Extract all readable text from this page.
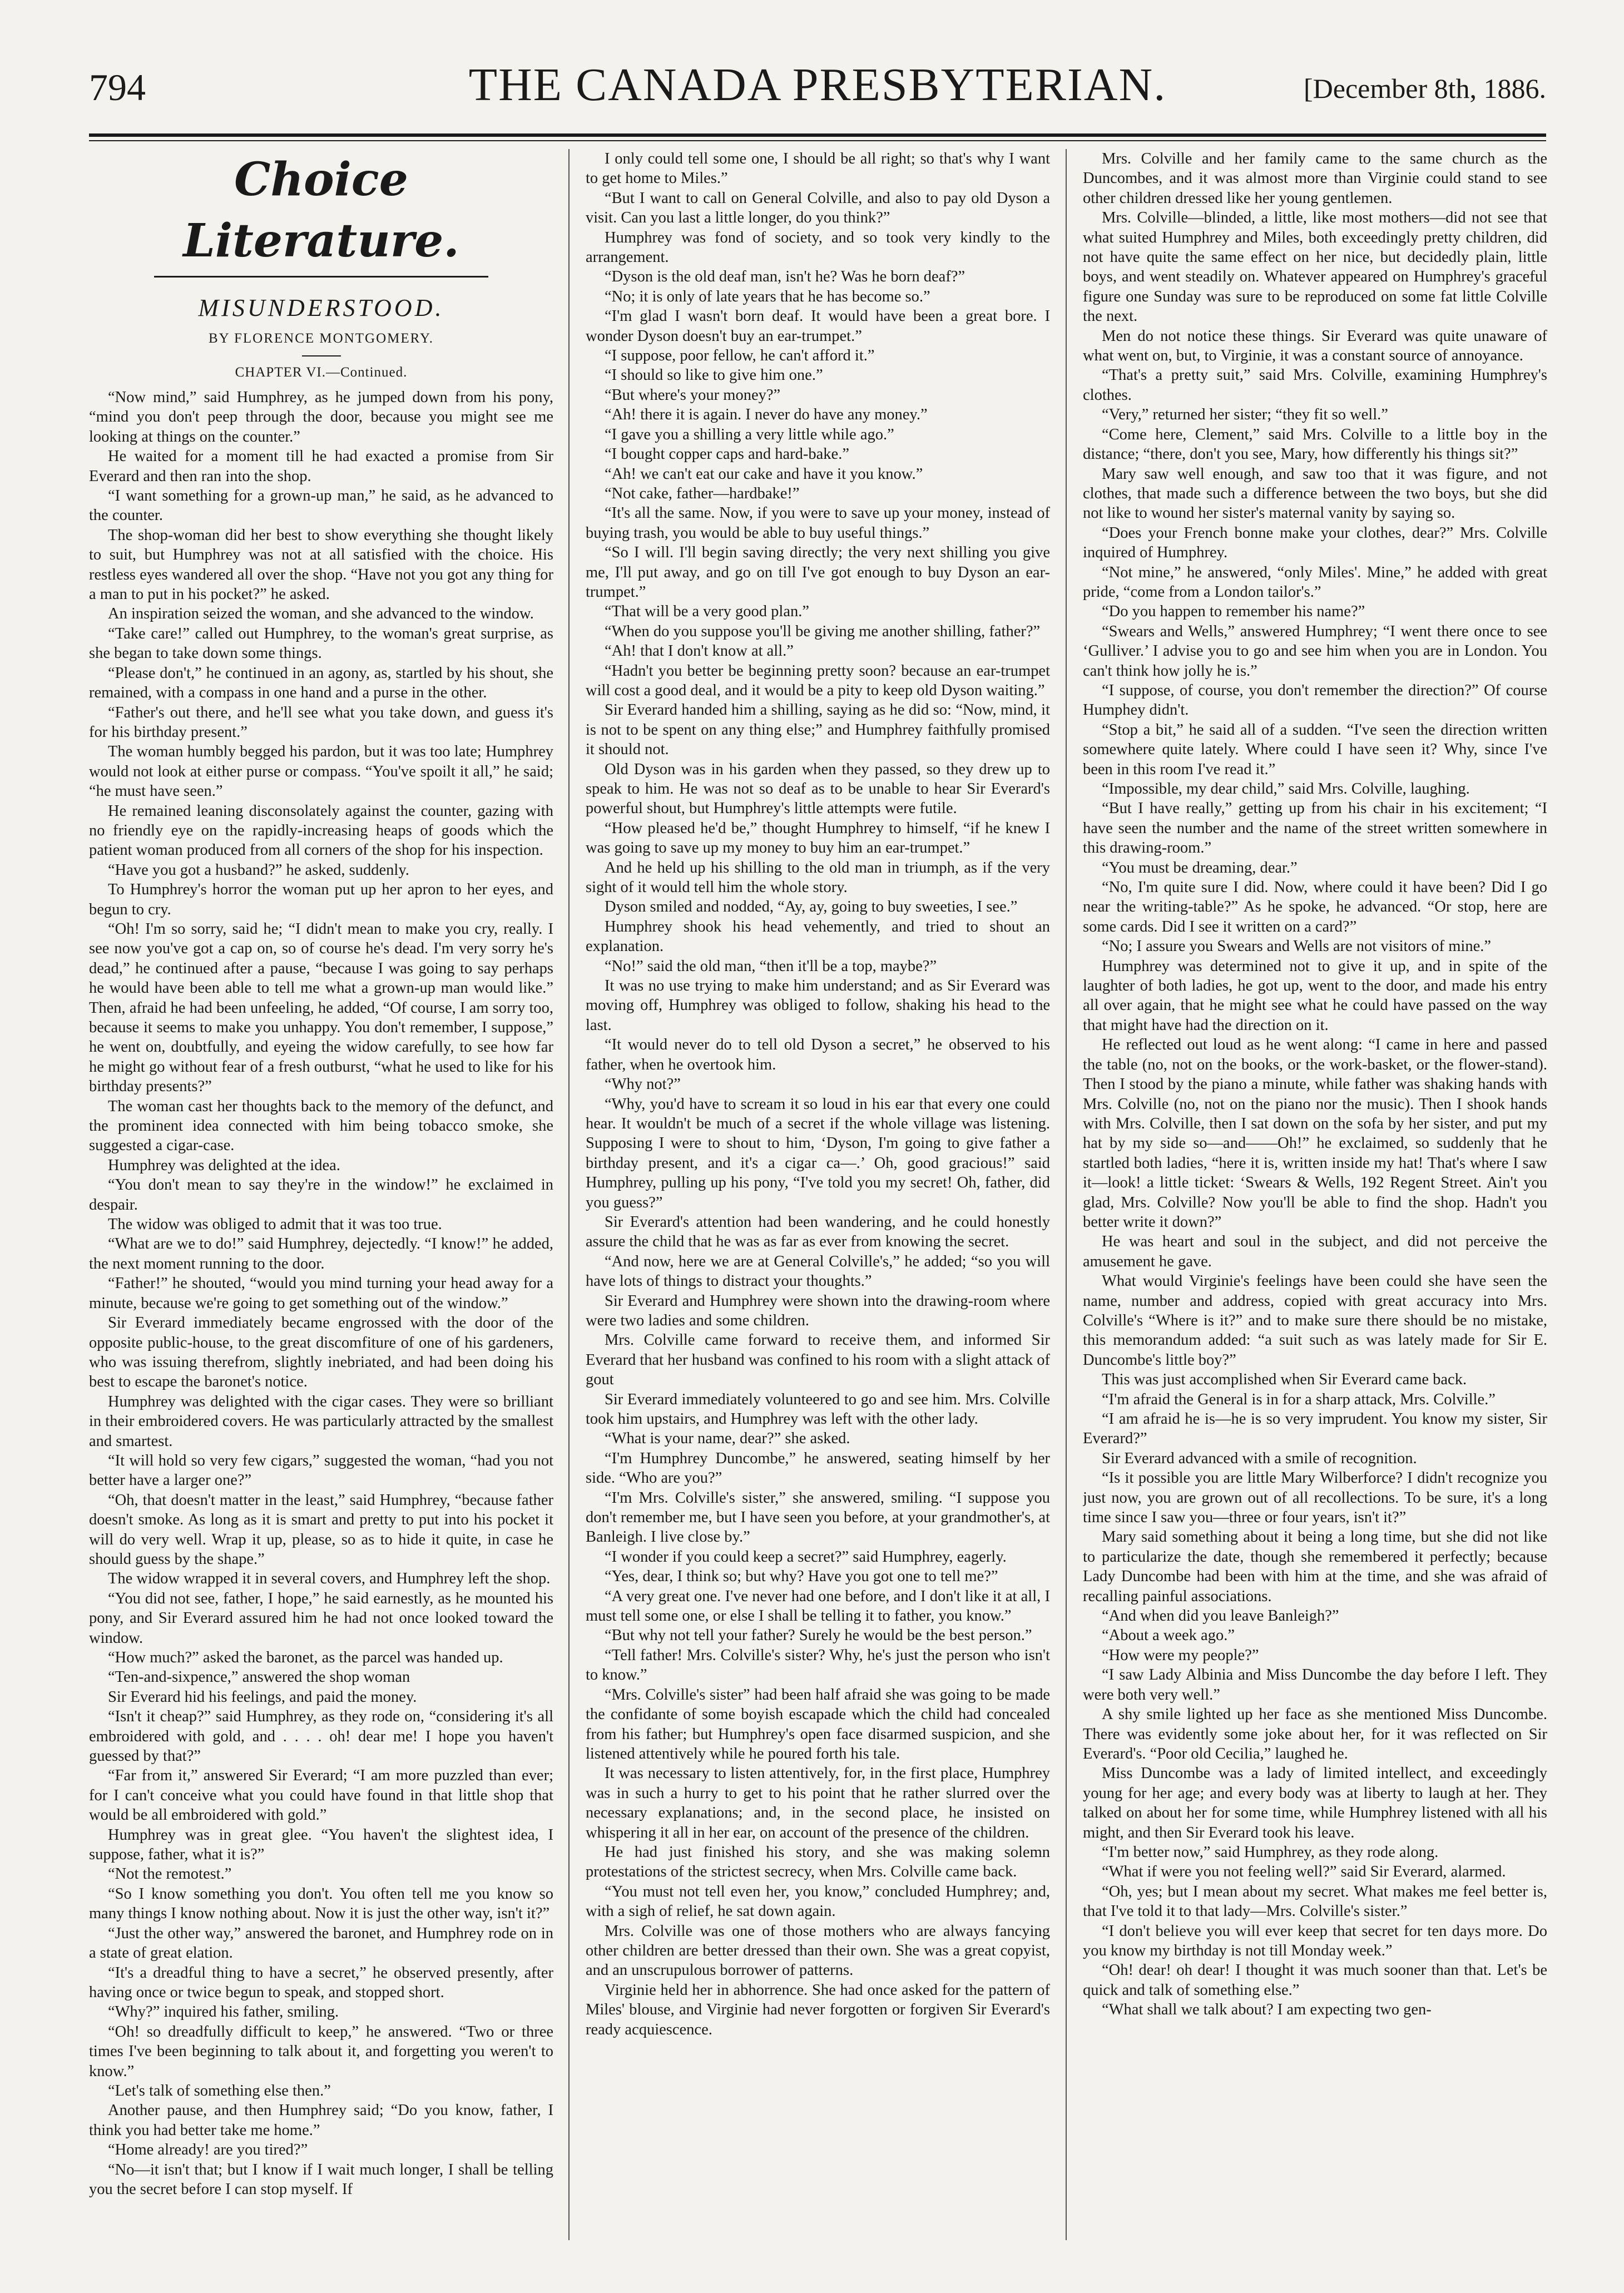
794	THE CANADA PRESBYTERIAN.	[December 8th, 1886.
Choice Literature.
MISUNDERSTOOD.
BY FLORENCE MONTGOMERY.
CHAPTER VI.—Continued.
“Now mind,” said Humphrey, as he jumped down from his pony, “mind you don't peep through the door, because you might see me looking at things on the counter.”
He waited for a moment till he had exacted a promise from Sir Everard and then ran into the shop.
“I want something for a grown-up man,” he said, as he advanced to the counter.
The shop-woman did her best to show everything she thought likely to suit, but Humphrey was not at all satisfied with the choice. His restless eyes wandered all over the shop. “Have not you got any thing for a man to put in his pocket?” he asked.
An inspiration seized the woman, and she advanced to the window.
“Take care!” called out Humphrey, to the woman's great surprise, as she began to take down some things.
“Please don't,” he continued in an agony, as, startled by his shout, she remained, with a compass in one hand and a purse in the other.
“Father's out there, and he'll see what you take down, and guess it's for his birthday present.”
The woman humbly begged his pardon, but it was too late; Humphrey would not look at either purse or compass. “You've spoilt it all,” he said; “he must have seen.”
He remained leaning disconsolately against the counter, gazing with no friendly eye on the rapidly-increasing heaps of goods which the patient woman produced from all corners of the shop for his inspection.
“Have you got a husband?” he asked, suddenly.
To Humphrey's horror the woman put up her apron to her eyes, and begun to cry.
“Oh! I'm so sorry, said he; “I didn't mean to make you cry, really. I see now you've got a cap on, so of course he's dead. I'm very sorry he's dead,” he continued after a pause, “because I was going to say perhaps he would have been able to tell me what a grown-up man would like.” Then, afraid he had been unfeeling, he added, “Of course, I am sorry too, because it seems to make you unhappy. You don't remember, I suppose,” he went on, doubtfully, and eyeing the widow carefully, to see how far he might go without fear of a fresh outburst, “what he used to like for his birthday presents?”
The woman cast her thoughts back to the memory of the defunct, and the prominent idea connected with him being tobacco smoke, she suggested a cigar-case.
Humphrey was delighted at the idea.
“You don't mean to say they're in the window!” he exclaimed in despair.
The widow was obliged to admit that it was too true.
“What are we to do!” said Humphrey, dejectedly. “I know!” he added, the next moment running to the door.
“Father!” he shouted, “would you mind turning your head away for a minute, because we're going to get something out of the window.”
Sir Everard immediately became engrossed with the door of the opposite public-house, to the great discomfiture of one of his gardeners, who was issuing therefrom, slightly inebriated, and had been doing his best to escape the baronet's notice.
Humphrey was delighted with the cigar cases. They were so brilliant in their embroidered covers. He was particularly attracted by the smallest and smartest.
“It will hold so very few cigars,” suggested the woman, “had you not better have a larger one?”
“Oh, that doesn't matter in the least,” said Humphrey, “because father doesn't smoke. As long as it is smart and pretty to put into his pocket it will do very well. Wrap it up, please, so as to hide it quite, in case he should guess by the shape.”
The widow wrapped it in several covers, and Humphrey left the shop.
“You did not see, father, I hope,” he said earnestly, as he mounted his pony, and Sir Everard assured him he had not once looked toward the window.
“How much?” asked the baronet, as the parcel was handed up.
“Ten-and-sixpence,” answered the shop woman
Sir Everard hid his feelings, and paid the money.
“Isn't it cheap?” said Humphrey, as they rode on, “considering it's all embroidered with gold, and . . . . oh! dear me! I hope you haven't guessed by that?”
“Far from it,” answered Sir Everard; “I am more puzzled than ever; for I can't conceive what you could have found in that little shop that would be all embroidered with gold.”
Humphrey was in great glee. “You haven't the slightest idea, I suppose, father, what it is?”
“Not the remotest.”
“So I know something you don't. You often tell me you know so many things I know nothing about. Now it is just the other way, isn't it?”
“Just the other way,” answered the baronet, and Humphrey rode on in a state of great elation.
“It's a dreadful thing to have a secret,” he observed presently, after having once or twice begun to speak, and stopped short.
“Why?” inquired his father, smiling.
“Oh! so dreadfully difficult to keep,” he answered. “Two or three times I've been beginning to talk about it, and forgetting you weren't to know.”
“Let's talk of something else then.”
Another pause, and then Humphrey said; “Do you know, father, I think you had better take me home.”
“Home already! are you tired?”
“No—it isn't that; but I know if I wait much longer, I shall be telling you the secret before I can stop myself. If
I only could tell some one, I should be all right; so that's why I want to get home to Miles.”
“But I want to call on General Colville, and also to pay old Dyson a visit. Can you last a little longer, do you think?”
Humphrey was fond of society, and so took very kindly to the arrangement.
“Dyson is the old deaf man, isn't he? Was he born deaf?”
“No; it is only of late years that he has become so.”
“I'm glad I wasn't born deaf. It would have been a great bore. I wonder Dyson doesn't buy an ear-trumpet.”
“I suppose, poor fellow, he can't afford it.”
“I should so like to give him one.”
“But where's your money?”
“Ah! there it is again. I never do have any money.”
“I gave you a shilling a very little while ago.”
“I bought copper caps and hard-bake.”
“Ah! we can't eat our cake and have it you know.”
“Not cake, father—hardbake!”
“It's all the same. Now, if you were to save up your money, instead of buying trash, you would be able to buy useful things.”
“So I will. I'll begin saving directly; the very next shilling you give me, I'll put away, and go on till I've got enough to buy Dyson an ear-trumpet.”
“That will be a very good plan.”
“When do you suppose you'll be giving me another shilling, father?”
“Ah! that I don't know at all.”
“Hadn't you better be beginning pretty soon? because an ear-trumpet will cost a good deal, and it would be a pity to keep old Dyson waiting.”
Sir Everard handed him a shilling, saying as he did so: “Now, mind, it is not to be spent on any thing else;” and Humphrey faithfully promised it should not.
Old Dyson was in his garden when they passed, so they drew up to speak to him. He was not so deaf as to be unable to hear Sir Everard's powerful shout, but Humphrey's little attempts were futile.
“How pleased he'd be,” thought Humphrey to himself, “if he knew I was going to save up my money to buy him an ear-trumpet.”
And he held up his shilling to the old man in triumph, as if the very sight of it would tell him the whole story.
Dyson smiled and nodded, “Ay, ay, going to buy sweeties, I see.”
Humphrey shook his head vehemently, and tried to shout an explanation.
“No!” said the old man, “then it'll be a top, maybe?”
It was no use trying to make him understand; and as Sir Everard was moving off, Humphrey was obliged to follow, shaking his head to the last.
“It would never do to tell old Dyson a secret,” he observed to his father, when he overtook him.
“Why not?”
“Why, you'd have to scream it so loud in his ear that every one could hear. It wouldn't be much of a secret if the whole village was listening. Supposing I were to shout to him, ‘Dyson, I'm going to give father a birthday present, and it's a cigar ca—.’ Oh, good gracious!” said Humphrey, pulling up his pony, “I've told you my secret! Oh, father, did you guess?”
Sir Everard's attention had been wandering, and he could honestly assure the child that he was as far as ever from knowing the secret.
“And now, here we are at General Colville's,” he added; “so you will have lots of things to distract your thoughts.”
Sir Everard and Humphrey were shown into the drawing-room where were two ladies and some children.
Mrs. Colville came forward to receive them, and informed Sir Everard that her husband was confined to his room with a slight attack of gout
Sir Everard immediately volunteered to go and see him. Mrs. Colville took him upstairs, and Humphrey was left with the other lady.
“What is your name, dear?” she asked.
“I'm Humphrey Duncombe,” he answered, seating himself by her side. “Who are you?”
“I'm Mrs. Colville's sister,” she answered, smiling. “I suppose you don't remember me, but I have seen you before, at your grandmother's, at Banleigh. I live close by.”
“I wonder if you could keep a secret?” said Humphrey, eagerly.
“Yes, dear, I think so; but why? Have you got one to tell me?”
“A very great one. I've never had one before, and I don't like it at all, I must tell some one, or else I shall be telling it to father, you know.”
“But why not tell your father? Surely he would be the best person.”
“Tell father! Mrs. Colville's sister? Why, he's just the person who isn't to know.”
“Mrs. Colville's sister” had been half afraid she was going to be made the confidante of some boyish escapade which the child had concealed from his father; but Humphrey's open face disarmed suspicion, and she listened attentively while he poured forth his tale.
It was necessary to listen attentively, for, in the first place, Humphrey was in such a hurry to get to his point that he rather slurred over the necessary explanations; and, in the second place, he insisted on whispering it all in her ear, on account of the presence of the children.
He had just finished his story, and she was making solemn protestations of the strictest secrecy, when Mrs. Colville came back.
“You must not tell even her, you know,” concluded Humphrey; and, with a sigh of relief, he sat down again.
Mrs. Colville was one of those mothers who are always fancying other children are better dressed than their own. She was a great copyist, and an unscrupulous borrower of patterns.
Virginie held her in abhorrence. She had once asked for the pattern of Miles' blouse, and Virginie had never forgotten or forgiven Sir Everard's ready acquiescence.
Mrs. Colville and her family came to the same church as the Duncombes, and it was almost more than Virginie could stand to see other children dressed like her young gentlemen.
Mrs. Colville—blinded, a little, like most mothers—did not see that what suited Humphrey and Miles, both exceedingly pretty children, did not have quite the same effect on her nice, but decidedly plain, little boys, and went steadily on. Whatever appeared on Humphrey's graceful figure one Sunday was sure to be reproduced on some fat little Colville the next.
Men do not notice these things. Sir Everard was quite unaware of what went on, but, to Virginie, it was a constant source of annoyance.
“That's a pretty suit,” said Mrs. Colville, examining Humphrey's clothes.
“Very,” returned her sister; “they fit so well.”
“Come here, Clement,” said Mrs. Colville to a little boy in the distance; “there, don't you see, Mary, how differently his things sit?”
Mary saw well enough, and saw too that it was figure, and not clothes, that made such a difference between the two boys, but she did not like to wound her sister's maternal vanity by saying so.
“Does your French bonne make your clothes, dear?” Mrs. Colville inquired of Humphrey.
“Not mine,” he answered, “only Miles'. Mine,” he added with great pride, “come from a London tailor's.”
“Do you happen to remember his name?”
“Swears and Wells,” answered Humphrey; “I went there once to see ‘Gulliver.’ I advise you to go and see him when you are in London. You can't think how jolly he is.”
“I suppose, of course, you don't remember the direction?” Of course Humphey didn't.
“Stop a bit,” he said all of a sudden. “I've seen the direction written somewhere quite lately. Where could I have seen it? Why, since I've been in this room I've read it.”
“Impossible, my dear child,” said Mrs. Colville, laughing.
“But I have really,” getting up from his chair in his excitement; “I have seen the number and the name of the street written somewhere in this drawing-room.”
“You must be dreaming, dear.”
“No, I'm quite sure I did. Now, where could it have been? Did I go near the writing-table?” As he spoke, he advanced. “Or stop, here are some cards. Did I see it written on a card?”
“No; I assure you Swears and Wells are not visitors of mine.”
Humphrey was determined not to give it up, and in spite of the laughter of both ladies, he got up, went to the door, and made his entry all over again, that he might see what he could have passed on the way that might have had the direction on it.
He reflected out loud as he went along: “I came in here and passed the table (no, not on the books, or the work-basket, or the flower-stand). Then I stood by the piano a minute, while father was shaking hands with Mrs. Colville (no, not on the piano nor the music). Then I shook hands with Mrs. Colville, then I sat down on the sofa by her sister, and put my hat by my side so—and——Oh!” he exclaimed, so suddenly that he startled both ladies, “here it is, written inside my hat! That's where I saw it—look! a little ticket: ‘Swears & Wells, 192 Regent Street. Ain't you glad, Mrs. Colville? Now you'll be able to find the shop. Hadn't you better write it down?”
He was heart and soul in the subject, and did not perceive the amusement he gave.
What would Virginie's feelings have been could she have seen the name, number and address, copied with great accuracy into Mrs. Colville's “Where is it?” and to make sure there should be no mistake, this memorandum added: “a suit such as was lately made for Sir E. Duncombe's little boy?”
This was just accomplished when Sir Everard came back.
“I'm afraid the General is in for a sharp attack, Mrs. Colville.”
“I am afraid he is—he is so very imprudent. You know my sister, Sir Everard?”
Sir Everard advanced with a smile of recognition.
“Is it possible you are little Mary Wilberforce? I didn't recognize you just now, you are grown out of all recollections. To be sure, it's a long time since I saw you—three or four years, isn't it?”
Mary said something about it being a long time, but she did not like to particularize the date, though she remembered it perfectly; because Lady Duncombe had been with him at the time, and she was afraid of recalling painful associations.
“And when did you leave Banleigh?”
“About a week ago.”
“How were my people?”
“I saw Lady Albinia and Miss Duncombe the day before I left. They were both very well.”
A shy smile lighted up her face as she mentioned Miss Duncombe. There was evidently some joke about her, for it was reflected on Sir Everard's. “Poor old Cecilia,” laughed he.
Miss Duncombe was a lady of limited intellect, and exceedingly young for her age; and every body was at liberty to laugh at her. They talked on about her for some time, while Humphrey listened with all his might, and then Sir Everard took his leave.
“I'm better now,” said Humphrey, as they rode along.
“What if were you not feeling well?” said Sir Everard, alarmed.
“Oh, yes; but I mean about my secret. What makes me feel better is, that I've told it to that lady—Mrs. Colville's sister.”
“I don't believe you will ever keep that secret for ten days more. Do you know my birthday is not till Monday week.”
“Oh! dear! oh dear! I thought it was much sooner than that. Let's be quick and talk of something else.”
“What shall we talk about? I am expecting two gen-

☆ ☆ ☆

- **Task to carry out**
List the lines that contain the word "secret".

- **Response**
“It's a dreadful thing to have a secret,” he observed presently, after having once or twice begun to speak, and stopped short.
“No—it isn't that; but I know if I wait much longer, I shall be telling you the secret before I can stop myself. If
“It would never do to tell old Dyson a secret,” he observed to his father, when he overtook him.
“Why, you'd have to scream it so loud in his ear that every one could hear. It wouldn't be much of a secret if the whole village was listening. Supposing I were to shout to him, ‘Dyson, I'm going to give father a birthday present, and it's a cigar ca—.’ Oh, good gracious!” said Humphrey, pulling up his pony, “I've told you my secret! Oh, father, did you guess?”
Sir Everard's attention had been wandering, and he could honestly assure the child that he was as far as ever from knowing the secret.
“I wonder if you could keep a secret?” said Humphrey, eagerly.
“Oh, yes; but I mean about my secret. What makes me feel better is, that I've told it to that lady—Mrs. Colville's sister.”
“I don't believe you will ever keep that secret for ten days more. Do you know my birthday is not till Monday week.”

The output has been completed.